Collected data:
[start]
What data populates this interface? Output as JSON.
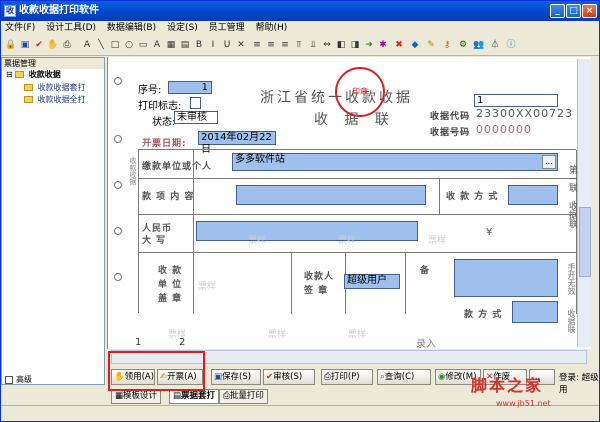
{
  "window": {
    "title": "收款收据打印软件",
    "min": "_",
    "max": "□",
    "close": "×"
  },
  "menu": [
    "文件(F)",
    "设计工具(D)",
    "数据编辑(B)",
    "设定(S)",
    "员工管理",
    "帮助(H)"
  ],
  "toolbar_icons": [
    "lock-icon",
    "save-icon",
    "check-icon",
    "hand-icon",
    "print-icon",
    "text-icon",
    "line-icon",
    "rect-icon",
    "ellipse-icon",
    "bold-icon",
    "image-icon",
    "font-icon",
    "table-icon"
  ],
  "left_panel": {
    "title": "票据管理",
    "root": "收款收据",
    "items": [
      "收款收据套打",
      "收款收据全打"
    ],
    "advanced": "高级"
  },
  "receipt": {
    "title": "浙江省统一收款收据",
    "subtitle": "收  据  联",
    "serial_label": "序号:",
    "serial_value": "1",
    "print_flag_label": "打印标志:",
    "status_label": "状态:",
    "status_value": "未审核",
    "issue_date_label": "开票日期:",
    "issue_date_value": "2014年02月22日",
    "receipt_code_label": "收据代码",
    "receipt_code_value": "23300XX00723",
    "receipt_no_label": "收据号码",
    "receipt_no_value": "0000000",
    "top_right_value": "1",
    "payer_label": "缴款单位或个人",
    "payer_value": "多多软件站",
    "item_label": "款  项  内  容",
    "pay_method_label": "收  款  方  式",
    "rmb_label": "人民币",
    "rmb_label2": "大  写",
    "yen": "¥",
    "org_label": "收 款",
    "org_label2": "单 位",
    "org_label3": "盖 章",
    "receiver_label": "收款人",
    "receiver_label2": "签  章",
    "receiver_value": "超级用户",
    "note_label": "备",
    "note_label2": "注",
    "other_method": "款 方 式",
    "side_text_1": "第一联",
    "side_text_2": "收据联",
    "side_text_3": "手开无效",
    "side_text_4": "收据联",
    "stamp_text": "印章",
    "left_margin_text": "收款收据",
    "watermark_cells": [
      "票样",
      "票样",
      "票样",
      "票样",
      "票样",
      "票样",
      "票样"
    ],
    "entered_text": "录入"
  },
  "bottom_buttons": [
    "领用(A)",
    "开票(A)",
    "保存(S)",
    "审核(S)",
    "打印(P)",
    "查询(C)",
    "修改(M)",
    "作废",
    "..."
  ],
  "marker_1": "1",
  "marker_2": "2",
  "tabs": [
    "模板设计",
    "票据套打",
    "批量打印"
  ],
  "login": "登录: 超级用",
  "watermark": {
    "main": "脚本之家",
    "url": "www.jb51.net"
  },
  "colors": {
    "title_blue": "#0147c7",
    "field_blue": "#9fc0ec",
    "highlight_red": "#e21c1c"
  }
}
[end]
Exercise aim
Transcribe the listing above verbatim. Omit the pictures.

Answer to the task
What data populates this interface? Output as JSON.
{
  "window": {
    "title": "收款收据打印软件",
    "min": "_",
    "max": "□",
    "close": "×"
  },
  "menu": [
    "文件(F)",
    "设计工具(D)",
    "数据编辑(B)",
    "设定(S)",
    "员工管理",
    "帮助(H)"
  ],
  "toolbar_icons": [
    "lock-icon",
    "save-icon",
    "check-icon",
    "hand-icon",
    "print-icon",
    "text-icon",
    "line-icon",
    "rect-icon",
    "ellipse-icon",
    "bold-icon",
    "image-icon",
    "font-icon",
    "table-icon"
  ],
  "left_panel": {
    "title": "票据管理",
    "root": "收款收据",
    "items": [
      "收款收据套打",
      "收款收据全打"
    ],
    "advanced": "高级"
  },
  "receipt": {
    "title": "浙江省统一收款收据",
    "subtitle": "收  据  联",
    "serial_label": "序号:",
    "serial_value": "1",
    "print_flag_label": "打印标志:",
    "status_label": "状态:",
    "status_value": "未审核",
    "issue_date_label": "开票日期:",
    "issue_date_value": "2014年02月22日",
    "receipt_code_label": "收据代码",
    "receipt_code_value": "23300XX00723",
    "receipt_no_label": "收据号码",
    "receipt_no_value": "0000000",
    "top_right_value": "1",
    "payer_label": "缴款单位或个人",
    "payer_value": "多多软件站",
    "item_label": "款  项  内  容",
    "pay_method_label": "收  款  方  式",
    "rmb_label": "人民币",
    "rmb_label2": "大  写",
    "yen": "¥",
    "org_label": "收 款",
    "org_label2": "单 位",
    "org_label3": "盖 章",
    "receiver_label": "收款人",
    "receiver_label2": "签  章",
    "receiver_value": "超级用户",
    "note_label": "备",
    "note_label2": "注",
    "other_method": "款 方 式",
    "side_text_1": "第一联",
    "side_text_2": "收据联",
    "side_text_3": "手开无效",
    "side_text_4": "收据联",
    "stamp_text": "印章",
    "left_margin_text": "收款收据",
    "watermark_cells": [
      "票样",
      "票样",
      "票样",
      "票样",
      "票样",
      "票样",
      "票样"
    ],
    "entered_text": "录入"
  },
  "bottom_buttons": [
    "领用(A)",
    "开票(A)",
    "保存(S)",
    "审核(S)",
    "打印(P)",
    "查询(C)",
    "修改(M)",
    "作废",
    "..."
  ],
  "marker_1": "1",
  "marker_2": "2",
  "tabs": [
    "模板设计",
    "票据套打",
    "批量打印"
  ],
  "login": "登录: 超级用",
  "watermark": {
    "main": "脚本之家",
    "url": "www.jb51.net"
  },
  "colors": {
    "title_blue": "#0147c7",
    "field_blue": "#9fc0ec",
    "highlight_red": "#e21c1c"
  }
}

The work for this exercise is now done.